(Records from a collection of figures)
☆ ☆ ☆ ☆
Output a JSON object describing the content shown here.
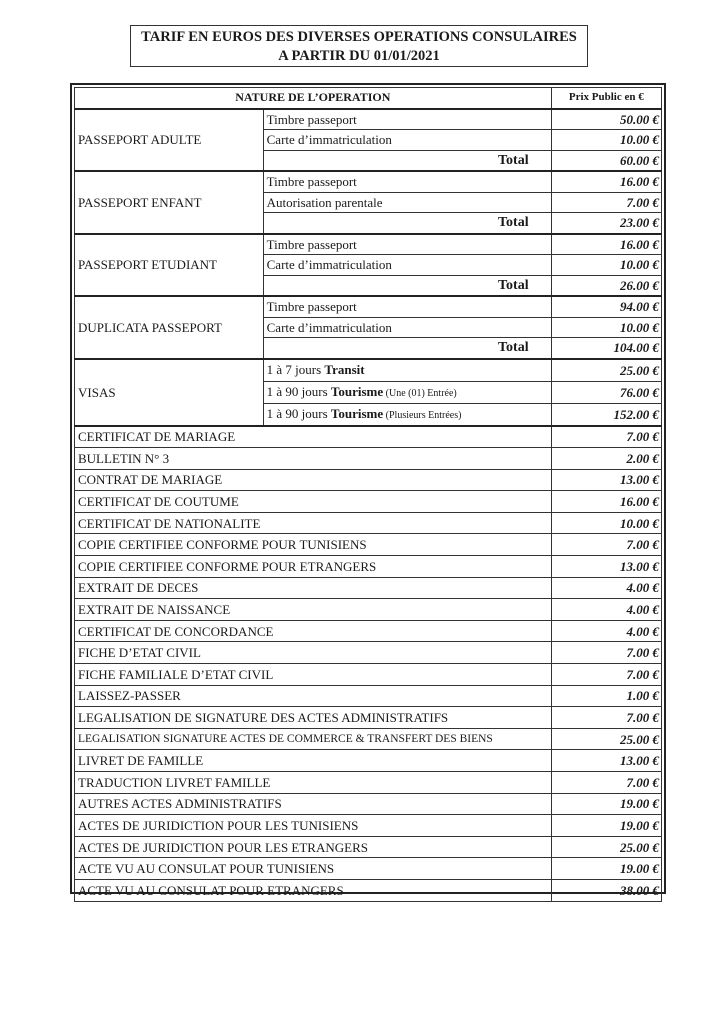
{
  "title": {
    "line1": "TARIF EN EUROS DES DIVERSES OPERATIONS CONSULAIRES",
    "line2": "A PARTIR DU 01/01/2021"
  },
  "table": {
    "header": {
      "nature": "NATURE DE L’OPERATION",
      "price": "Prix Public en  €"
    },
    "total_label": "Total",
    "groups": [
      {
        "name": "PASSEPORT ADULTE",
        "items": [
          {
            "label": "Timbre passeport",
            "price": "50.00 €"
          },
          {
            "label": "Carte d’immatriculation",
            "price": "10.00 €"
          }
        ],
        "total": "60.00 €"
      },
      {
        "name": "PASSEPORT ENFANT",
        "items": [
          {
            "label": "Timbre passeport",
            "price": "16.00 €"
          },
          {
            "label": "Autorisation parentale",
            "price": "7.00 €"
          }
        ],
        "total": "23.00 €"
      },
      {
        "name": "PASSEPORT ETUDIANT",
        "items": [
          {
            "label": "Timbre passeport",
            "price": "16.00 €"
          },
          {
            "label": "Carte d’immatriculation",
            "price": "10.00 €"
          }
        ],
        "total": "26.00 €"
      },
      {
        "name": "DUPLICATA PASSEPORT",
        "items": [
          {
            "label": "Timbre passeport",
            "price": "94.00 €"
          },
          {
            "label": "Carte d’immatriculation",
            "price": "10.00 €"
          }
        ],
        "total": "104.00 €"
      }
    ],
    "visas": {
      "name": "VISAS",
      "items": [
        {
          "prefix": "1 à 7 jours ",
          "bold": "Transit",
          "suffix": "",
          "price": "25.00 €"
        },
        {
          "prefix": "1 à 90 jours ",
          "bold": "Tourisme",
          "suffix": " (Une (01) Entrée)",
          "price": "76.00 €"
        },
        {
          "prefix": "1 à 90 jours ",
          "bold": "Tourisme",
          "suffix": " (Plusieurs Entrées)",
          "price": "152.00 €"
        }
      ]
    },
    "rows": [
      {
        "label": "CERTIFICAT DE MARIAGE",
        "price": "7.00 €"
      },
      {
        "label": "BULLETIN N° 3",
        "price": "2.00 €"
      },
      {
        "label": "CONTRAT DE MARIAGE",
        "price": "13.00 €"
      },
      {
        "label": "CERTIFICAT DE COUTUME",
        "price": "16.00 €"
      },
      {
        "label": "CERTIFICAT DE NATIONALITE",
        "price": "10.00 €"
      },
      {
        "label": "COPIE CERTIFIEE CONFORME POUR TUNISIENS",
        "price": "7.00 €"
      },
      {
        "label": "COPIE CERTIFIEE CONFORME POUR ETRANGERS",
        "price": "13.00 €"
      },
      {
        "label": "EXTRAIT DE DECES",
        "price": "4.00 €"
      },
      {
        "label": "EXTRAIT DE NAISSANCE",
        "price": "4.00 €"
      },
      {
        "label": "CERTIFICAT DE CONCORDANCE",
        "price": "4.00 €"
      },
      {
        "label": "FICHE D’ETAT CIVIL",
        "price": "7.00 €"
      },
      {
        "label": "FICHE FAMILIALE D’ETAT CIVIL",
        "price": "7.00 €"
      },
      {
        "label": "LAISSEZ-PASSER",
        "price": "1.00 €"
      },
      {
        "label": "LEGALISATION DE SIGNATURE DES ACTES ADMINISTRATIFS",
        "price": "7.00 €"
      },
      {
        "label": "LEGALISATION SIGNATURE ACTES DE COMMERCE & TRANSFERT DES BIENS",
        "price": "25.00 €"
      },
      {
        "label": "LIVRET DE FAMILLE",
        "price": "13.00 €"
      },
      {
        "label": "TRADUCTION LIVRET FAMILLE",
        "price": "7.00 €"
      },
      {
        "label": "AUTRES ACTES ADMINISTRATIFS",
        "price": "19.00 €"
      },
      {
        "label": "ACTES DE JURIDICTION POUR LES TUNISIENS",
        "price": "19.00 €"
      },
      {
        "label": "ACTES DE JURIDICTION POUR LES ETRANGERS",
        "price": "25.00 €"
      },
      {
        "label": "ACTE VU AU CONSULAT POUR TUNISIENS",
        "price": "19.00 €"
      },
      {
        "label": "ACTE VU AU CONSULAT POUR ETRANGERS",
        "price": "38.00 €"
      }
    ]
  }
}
☆ ☆ ☆ ☆
Required work: Print all entries exactly. The images do not belong in the copy.

Right answer:
Output a JSON object describing the content shown here.
{
  "title": {
    "line1": "TARIF EN EUROS DES DIVERSES OPERATIONS CONSULAIRES",
    "line2": "A PARTIR DU 01/01/2021"
  },
  "table": {
    "header": {
      "nature": "NATURE DE L’OPERATION",
      "price": "Prix Public en  €"
    },
    "total_label": "Total",
    "groups": [
      {
        "name": "PASSEPORT ADULTE",
        "items": [
          {
            "label": "Timbre passeport",
            "price": "50.00 €"
          },
          {
            "label": "Carte d’immatriculation",
            "price": "10.00 €"
          }
        ],
        "total": "60.00 €"
      },
      {
        "name": "PASSEPORT ENFANT",
        "items": [
          {
            "label": "Timbre passeport",
            "price": "16.00 €"
          },
          {
            "label": "Autorisation parentale",
            "price": "7.00 €"
          }
        ],
        "total": "23.00 €"
      },
      {
        "name": "PASSEPORT ETUDIANT",
        "items": [
          {
            "label": "Timbre passeport",
            "price": "16.00 €"
          },
          {
            "label": "Carte d’immatriculation",
            "price": "10.00 €"
          }
        ],
        "total": "26.00 €"
      },
      {
        "name": "DUPLICATA PASSEPORT",
        "items": [
          {
            "label": "Timbre passeport",
            "price": "94.00 €"
          },
          {
            "label": "Carte d’immatriculation",
            "price": "10.00 €"
          }
        ],
        "total": "104.00 €"
      }
    ],
    "visas": {
      "name": "VISAS",
      "items": [
        {
          "prefix": "1 à 7 jours ",
          "bold": "Transit",
          "suffix": "",
          "price": "25.00 €"
        },
        {
          "prefix": "1 à 90 jours ",
          "bold": "Tourisme",
          "suffix": " (Une (01) Entrée)",
          "price": "76.00 €"
        },
        {
          "prefix": "1 à 90 jours ",
          "bold": "Tourisme",
          "suffix": " (Plusieurs Entrées)",
          "price": "152.00 €"
        }
      ]
    },
    "rows": [
      {
        "label": "CERTIFICAT DE MARIAGE",
        "price": "7.00 €"
      },
      {
        "label": "BULLETIN N° 3",
        "price": "2.00 €"
      },
      {
        "label": "CONTRAT DE MARIAGE",
        "price": "13.00 €"
      },
      {
        "label": "CERTIFICAT DE COUTUME",
        "price": "16.00 €"
      },
      {
        "label": "CERTIFICAT DE NATIONALITE",
        "price": "10.00 €"
      },
      {
        "label": "COPIE CERTIFIEE CONFORME POUR TUNISIENS",
        "price": "7.00 €"
      },
      {
        "label": "COPIE CERTIFIEE CONFORME POUR ETRANGERS",
        "price": "13.00 €"
      },
      {
        "label": "EXTRAIT DE DECES",
        "price": "4.00 €"
      },
      {
        "label": "EXTRAIT DE NAISSANCE",
        "price": "4.00 €"
      },
      {
        "label": "CERTIFICAT DE CONCORDANCE",
        "price": "4.00 €"
      },
      {
        "label": "FICHE D’ETAT CIVIL",
        "price": "7.00 €"
      },
      {
        "label": "FICHE FAMILIALE D’ETAT CIVIL",
        "price": "7.00 €"
      },
      {
        "label": "LAISSEZ-PASSER",
        "price": "1.00 €"
      },
      {
        "label": "LEGALISATION DE SIGNATURE DES ACTES ADMINISTRATIFS",
        "price": "7.00 €"
      },
      {
        "label": "LEGALISATION SIGNATURE ACTES DE COMMERCE & TRANSFERT DES BIENS",
        "price": "25.00 €"
      },
      {
        "label": "LIVRET DE FAMILLE",
        "price": "13.00 €"
      },
      {
        "label": "TRADUCTION LIVRET FAMILLE",
        "price": "7.00 €"
      },
      {
        "label": "AUTRES ACTES ADMINISTRATIFS",
        "price": "19.00 €"
      },
      {
        "label": "ACTES DE JURIDICTION POUR LES TUNISIENS",
        "price": "19.00 €"
      },
      {
        "label": "ACTES DE JURIDICTION POUR LES ETRANGERS",
        "price": "25.00 €"
      },
      {
        "label": "ACTE VU AU CONSULAT POUR TUNISIENS",
        "price": "19.00 €"
      },
      {
        "label": "ACTE VU AU CONSULAT POUR ETRANGERS",
        "price": "38.00 €"
      }
    ]
  }
}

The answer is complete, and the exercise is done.